Each entry below is to be printed verbatim.

+ + + + + + +

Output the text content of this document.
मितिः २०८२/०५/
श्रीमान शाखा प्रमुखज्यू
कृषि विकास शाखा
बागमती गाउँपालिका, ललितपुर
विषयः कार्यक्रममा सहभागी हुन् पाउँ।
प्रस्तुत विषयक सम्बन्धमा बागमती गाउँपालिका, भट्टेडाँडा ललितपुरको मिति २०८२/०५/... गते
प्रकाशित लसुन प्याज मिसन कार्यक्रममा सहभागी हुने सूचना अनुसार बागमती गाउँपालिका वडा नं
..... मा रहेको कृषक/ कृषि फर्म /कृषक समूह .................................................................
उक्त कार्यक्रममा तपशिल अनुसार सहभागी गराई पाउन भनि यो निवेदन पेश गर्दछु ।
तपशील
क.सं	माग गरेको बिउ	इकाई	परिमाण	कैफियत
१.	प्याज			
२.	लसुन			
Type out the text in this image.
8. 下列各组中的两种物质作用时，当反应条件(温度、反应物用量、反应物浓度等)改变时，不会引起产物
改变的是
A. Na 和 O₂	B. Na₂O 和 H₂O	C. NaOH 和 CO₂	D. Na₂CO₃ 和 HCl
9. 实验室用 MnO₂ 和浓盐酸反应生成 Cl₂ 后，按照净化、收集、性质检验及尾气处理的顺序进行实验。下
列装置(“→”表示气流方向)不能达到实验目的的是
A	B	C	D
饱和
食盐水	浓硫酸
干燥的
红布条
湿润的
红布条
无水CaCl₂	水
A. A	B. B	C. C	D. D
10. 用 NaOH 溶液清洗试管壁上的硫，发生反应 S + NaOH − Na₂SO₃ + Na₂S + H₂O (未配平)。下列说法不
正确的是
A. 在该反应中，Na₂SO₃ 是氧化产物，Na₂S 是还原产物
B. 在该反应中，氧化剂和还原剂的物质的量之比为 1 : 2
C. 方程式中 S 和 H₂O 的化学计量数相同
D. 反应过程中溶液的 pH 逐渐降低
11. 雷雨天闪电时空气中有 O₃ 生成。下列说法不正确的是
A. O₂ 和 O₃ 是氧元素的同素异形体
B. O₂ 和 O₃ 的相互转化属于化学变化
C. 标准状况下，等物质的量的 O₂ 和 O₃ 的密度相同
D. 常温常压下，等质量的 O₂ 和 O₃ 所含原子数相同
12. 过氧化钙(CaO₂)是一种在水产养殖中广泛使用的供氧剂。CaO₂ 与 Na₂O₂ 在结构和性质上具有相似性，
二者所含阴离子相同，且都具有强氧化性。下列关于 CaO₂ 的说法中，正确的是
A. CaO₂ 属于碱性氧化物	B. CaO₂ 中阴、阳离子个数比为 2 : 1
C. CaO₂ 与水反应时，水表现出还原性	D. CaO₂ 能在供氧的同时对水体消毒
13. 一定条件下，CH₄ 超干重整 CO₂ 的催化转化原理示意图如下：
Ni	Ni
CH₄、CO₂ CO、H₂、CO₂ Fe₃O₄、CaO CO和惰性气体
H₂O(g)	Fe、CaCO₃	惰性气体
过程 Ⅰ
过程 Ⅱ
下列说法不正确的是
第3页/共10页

+ + + + + + +

• FINISHED EXERCISE
Output the text content of this document.
मितिः २०८२/०५/
श्रीमान शाखा प्रमुखज्यू
कृषि विकास शाखा
बागमती गाउँपालिका, ललितपुर
विषयः कार्यक्रममा सहभागी हुन् पाउँ।
प्रस्तुत विषयक सम्बन्धमा बागमती गाउँपालिका, भट्टेडाँडा ललितपुरको मिति २०८२/०५/... गते
प्रकाशित लसुन प्याज मिसन कार्यक्रममा सहभागी हुने सूचना अनुसार बागमती गाउँपालिका वडा नं
..... मा रहेको कृषक/ कृषि फर्म /कृषक समूह .................................................................
उक्त कार्यक्रममा तपशिल अनुसार सहभागी गराई पाउन भनि यो निवेदन पेश गर्दछु ।
तपशील
क.सं	माग गरेको बिउ	इकाई	परिमाण	कैफियत
१.	प्याज			
२.	लसुन			
Type out the text in this image.
8. 下列各组中的两种物质作用时，当反应条件(温度、反应物用量、反应物浓度等)改变时，不会引起产物
改变的是
A. Na 和 O₂	B. Na₂O 和 H₂O	C. NaOH 和 CO₂	D. Na₂CO₃ 和 HCl
9. 实验室用 MnO₂ 和浓盐酸反应生成 Cl₂ 后，按照净化、收集、性质检验及尾气处理的顺序进行实验。下
列装置(“→”表示气流方向)不能达到实验目的的是
A	B	C	D
饱和
食盐水	浓硫酸
干燥的
红布条
湿润的
红布条
无水CaCl₂	水
A. A	B. B	C. C	D. D
10. 用 NaOH 溶液清洗试管壁上的硫，发生反应 S + NaOH − Na₂SO₃ + Na₂S + H₂O (未配平)。下列说法不
正确的是
A. 在该反应中，Na₂SO₃ 是氧化产物，Na₂S 是还原产物
B. 在该反应中，氧化剂和还原剂的物质的量之比为 1 : 2
C. 方程式中 S 和 H₂O 的化学计量数相同
D. 反应过程中溶液的 pH 逐渐降低
11. 雷雨天闪电时空气中有 O₃ 生成。下列说法不正确的是
A. O₂ 和 O₃ 是氧元素的同素异形体
B. O₂ 和 O₃ 的相互转化属于化学变化
C. 标准状况下，等物质的量的 O₂ 和 O₃ 的密度相同
D. 常温常压下，等质量的 O₂ 和 O₃ 所含原子数相同
12. 过氧化钙(CaO₂)是一种在水产养殖中广泛使用的供氧剂。CaO₂ 与 Na₂O₂ 在结构和性质上具有相似性，
二者所含阴离子相同，且都具有强氧化性。下列关于 CaO₂ 的说法中，正确的是
A. CaO₂ 属于碱性氧化物	B. CaO₂ 中阴、阳离子个数比为 2 : 1
C. CaO₂ 与水反应时，水表现出还原性	D. CaO₂ 能在供氧的同时对水体消毒
13. 一定条件下，CH₄ 超干重整 CO₂ 的催化转化原理示意图如下：
Ni	Ni
CH₄、CO₂ CO、H₂、CO₂ Fe₃O₄、CaO CO和惰性气体
H₂O(g)	Fe、CaCO₃	惰性气体
过程 Ⅰ
过程 Ⅱ
下列说法不正确的是
第3页/共10页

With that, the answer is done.